Assigned task 1:
In the RMI codebase text, how must the codebase end when the downloaded classes are in the file system rather than a jar file?
Assigned task 2:
Pick up the RMI codebase text after its final sentence and keep writing it in the same voice.

Passage below:

The classes do not need to be available from the same server that is running the implementation of the RMI server. Any http server that is available on the network will do.

Finally, when you run your server, you need to set the codebase, which is where the classes that will be downloaded can be found. You do this by specifying a Java property. The easiest way to do this is on the command line; your starting command should look something like

java -Djava.rmi.server.codebase=http://eecs.harvard.edu/~myName/dl_classes.jar -jar myserver.jar

if your classes are in a jar file (and assuming that your server is in the myserver.jar file), or

java -Djava.rmi.server.codebase=http://eecs.harvard.edu/~myName/ -jar myserver.jar

if your classes are in the directory edu/harvard/cs262/ under the public_html reachable as ~myName on server eecs.harvard.edu. Note that if you are putting your downloaded classes in a jar file, you name the jar file; if you are putting them in the file system, your codebase needs to end with a /. By the way, make sure that you use a fully qualified URL for your codebase, since you can't know where I'm going to be testing. It may be in the eecs domain, but it may not.

It is also important that any class that is going to be downloaded (except the proxy for your service, which is generated by RMI so you don't need to worry) must be serializable, which means that it must implement the marker interface java.io.Serializable. Also, being serializable, you should make sure that there is a private static long field that is the serialVersionUID. This field is used to determine version equivalence, and can be set to most any value (convention now has it set to 1, but it doesn't really matter). This is another long story that I can tell you about if asked...

Note that you don't have to download code for everything to work if all of the code can be found in your classpath. This is why you will often find that your programs run just fine on your own machine, but don't run on the class servers. This is because on your own machine you have developed both the client and the server in the same place, so all of the classes that the server would generally need to export and the client download are available to the client through the file system. If it works on your machine but not on the class servers, don't blame the class servers. It is almost certainly a problem with the way you have set up your codebase. A good thing to do is to develop your client used to test the server in a different directory on your own machine. That makes it more likely that you will find these problems when run on your own machine.

End of Passage.
Given data below:

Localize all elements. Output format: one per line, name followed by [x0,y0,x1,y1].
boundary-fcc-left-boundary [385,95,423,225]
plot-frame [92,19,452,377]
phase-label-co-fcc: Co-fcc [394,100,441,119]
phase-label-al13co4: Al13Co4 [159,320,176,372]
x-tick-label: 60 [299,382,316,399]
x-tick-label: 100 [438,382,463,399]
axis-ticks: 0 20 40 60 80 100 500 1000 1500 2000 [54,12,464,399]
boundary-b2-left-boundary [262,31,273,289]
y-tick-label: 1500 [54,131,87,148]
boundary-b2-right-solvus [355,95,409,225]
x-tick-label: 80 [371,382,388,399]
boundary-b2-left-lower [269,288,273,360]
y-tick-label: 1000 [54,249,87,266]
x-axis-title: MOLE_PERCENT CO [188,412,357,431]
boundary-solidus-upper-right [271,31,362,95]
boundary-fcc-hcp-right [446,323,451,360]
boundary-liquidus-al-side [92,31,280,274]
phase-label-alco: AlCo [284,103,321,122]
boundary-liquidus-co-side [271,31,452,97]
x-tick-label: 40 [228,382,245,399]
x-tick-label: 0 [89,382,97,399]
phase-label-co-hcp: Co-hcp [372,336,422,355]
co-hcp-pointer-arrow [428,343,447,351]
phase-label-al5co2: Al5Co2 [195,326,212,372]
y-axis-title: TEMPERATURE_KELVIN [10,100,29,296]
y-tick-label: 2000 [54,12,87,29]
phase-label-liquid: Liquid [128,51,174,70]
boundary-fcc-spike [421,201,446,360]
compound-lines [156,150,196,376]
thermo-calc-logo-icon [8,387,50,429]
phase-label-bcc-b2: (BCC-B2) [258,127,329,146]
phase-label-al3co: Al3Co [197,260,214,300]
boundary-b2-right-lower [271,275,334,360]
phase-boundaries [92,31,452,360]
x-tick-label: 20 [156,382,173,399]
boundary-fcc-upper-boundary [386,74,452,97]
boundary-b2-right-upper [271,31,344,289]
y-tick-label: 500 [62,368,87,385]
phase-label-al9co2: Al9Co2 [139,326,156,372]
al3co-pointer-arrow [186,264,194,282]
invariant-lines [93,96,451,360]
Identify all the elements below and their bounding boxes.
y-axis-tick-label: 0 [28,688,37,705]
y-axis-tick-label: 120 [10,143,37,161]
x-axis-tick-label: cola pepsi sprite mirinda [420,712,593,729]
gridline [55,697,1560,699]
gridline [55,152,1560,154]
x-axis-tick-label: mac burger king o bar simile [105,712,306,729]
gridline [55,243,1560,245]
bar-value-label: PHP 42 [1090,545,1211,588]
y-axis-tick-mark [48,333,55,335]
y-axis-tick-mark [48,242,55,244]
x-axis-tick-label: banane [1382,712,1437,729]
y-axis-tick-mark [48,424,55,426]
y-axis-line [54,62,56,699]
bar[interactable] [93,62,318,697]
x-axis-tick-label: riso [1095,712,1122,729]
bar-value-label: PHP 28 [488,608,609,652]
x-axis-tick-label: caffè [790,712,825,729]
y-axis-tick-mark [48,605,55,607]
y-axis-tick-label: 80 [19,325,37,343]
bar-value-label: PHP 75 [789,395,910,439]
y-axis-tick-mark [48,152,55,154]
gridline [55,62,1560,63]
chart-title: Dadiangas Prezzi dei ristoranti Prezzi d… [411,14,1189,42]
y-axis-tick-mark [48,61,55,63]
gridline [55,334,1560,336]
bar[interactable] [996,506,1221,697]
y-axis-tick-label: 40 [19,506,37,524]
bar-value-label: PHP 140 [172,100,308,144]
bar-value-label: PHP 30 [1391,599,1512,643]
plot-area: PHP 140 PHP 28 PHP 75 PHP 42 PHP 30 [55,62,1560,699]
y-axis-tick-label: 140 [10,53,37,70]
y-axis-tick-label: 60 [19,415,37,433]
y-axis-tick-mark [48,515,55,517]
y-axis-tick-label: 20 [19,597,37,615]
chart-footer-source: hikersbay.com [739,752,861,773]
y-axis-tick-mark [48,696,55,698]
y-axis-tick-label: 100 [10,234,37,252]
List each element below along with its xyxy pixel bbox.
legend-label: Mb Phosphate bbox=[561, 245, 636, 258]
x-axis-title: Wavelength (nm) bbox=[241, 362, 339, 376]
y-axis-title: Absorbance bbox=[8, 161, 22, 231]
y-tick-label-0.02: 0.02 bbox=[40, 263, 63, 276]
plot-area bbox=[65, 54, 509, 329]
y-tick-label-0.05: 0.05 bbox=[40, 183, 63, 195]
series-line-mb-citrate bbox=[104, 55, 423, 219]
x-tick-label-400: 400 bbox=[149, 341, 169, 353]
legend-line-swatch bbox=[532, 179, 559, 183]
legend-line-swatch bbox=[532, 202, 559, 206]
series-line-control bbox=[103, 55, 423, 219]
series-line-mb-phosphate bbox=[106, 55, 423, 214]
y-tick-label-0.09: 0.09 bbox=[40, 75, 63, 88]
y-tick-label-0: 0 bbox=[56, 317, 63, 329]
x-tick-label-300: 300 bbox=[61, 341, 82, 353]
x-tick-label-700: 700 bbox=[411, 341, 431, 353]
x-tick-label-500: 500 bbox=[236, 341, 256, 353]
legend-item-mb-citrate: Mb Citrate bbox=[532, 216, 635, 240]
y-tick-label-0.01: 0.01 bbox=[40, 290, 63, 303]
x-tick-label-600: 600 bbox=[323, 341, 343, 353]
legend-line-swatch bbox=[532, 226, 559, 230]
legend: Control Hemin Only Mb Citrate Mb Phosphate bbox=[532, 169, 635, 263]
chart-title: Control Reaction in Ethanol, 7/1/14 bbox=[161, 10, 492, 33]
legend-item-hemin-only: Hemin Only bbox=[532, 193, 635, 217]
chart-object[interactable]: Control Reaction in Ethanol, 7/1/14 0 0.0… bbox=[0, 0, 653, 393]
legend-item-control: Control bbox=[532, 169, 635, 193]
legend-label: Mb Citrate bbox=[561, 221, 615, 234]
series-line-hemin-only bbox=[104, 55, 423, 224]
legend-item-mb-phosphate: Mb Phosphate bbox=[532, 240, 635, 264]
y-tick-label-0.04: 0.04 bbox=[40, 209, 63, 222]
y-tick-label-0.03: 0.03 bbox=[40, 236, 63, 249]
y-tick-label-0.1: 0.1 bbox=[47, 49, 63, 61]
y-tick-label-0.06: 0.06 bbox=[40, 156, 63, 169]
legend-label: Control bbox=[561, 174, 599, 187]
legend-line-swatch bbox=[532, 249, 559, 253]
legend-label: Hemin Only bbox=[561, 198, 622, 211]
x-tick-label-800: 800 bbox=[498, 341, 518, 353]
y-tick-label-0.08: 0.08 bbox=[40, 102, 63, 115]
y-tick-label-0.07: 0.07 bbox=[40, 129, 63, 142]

End of Given data.

Output 1:
It must end with a /.

Output 2:
If this doesn't give you enough information to get the work done, there is an excellent tutorial on the subject in the standard Java documentation. Go to the overall Java documentation index, and follow the link to the RMI section. There is a tutorial called Dynamic code downloading using Java RMI. You will save much of your time (and mine) by reading it...

Types

In Java, types matter; RMI is built to utilize Java, so types matter here, as well. The types defined by the Hello and GradeInfo interfaces are the central communication mechanisms for the assignment. That means that if you change those interfaces, or have your implementation classes implement something different from those interfaces, your implementation will not work.

This doesn't mean that your implementations can't implement other interfaces as well. But they need to implement exactly the assigned iterfaces. Implementing something else, even if you know that they are the same, won't do. And remember that Java is a name-equivalence language, not a structural equivalence language. Changing the name of the type makes it a different type, which will keep things from working.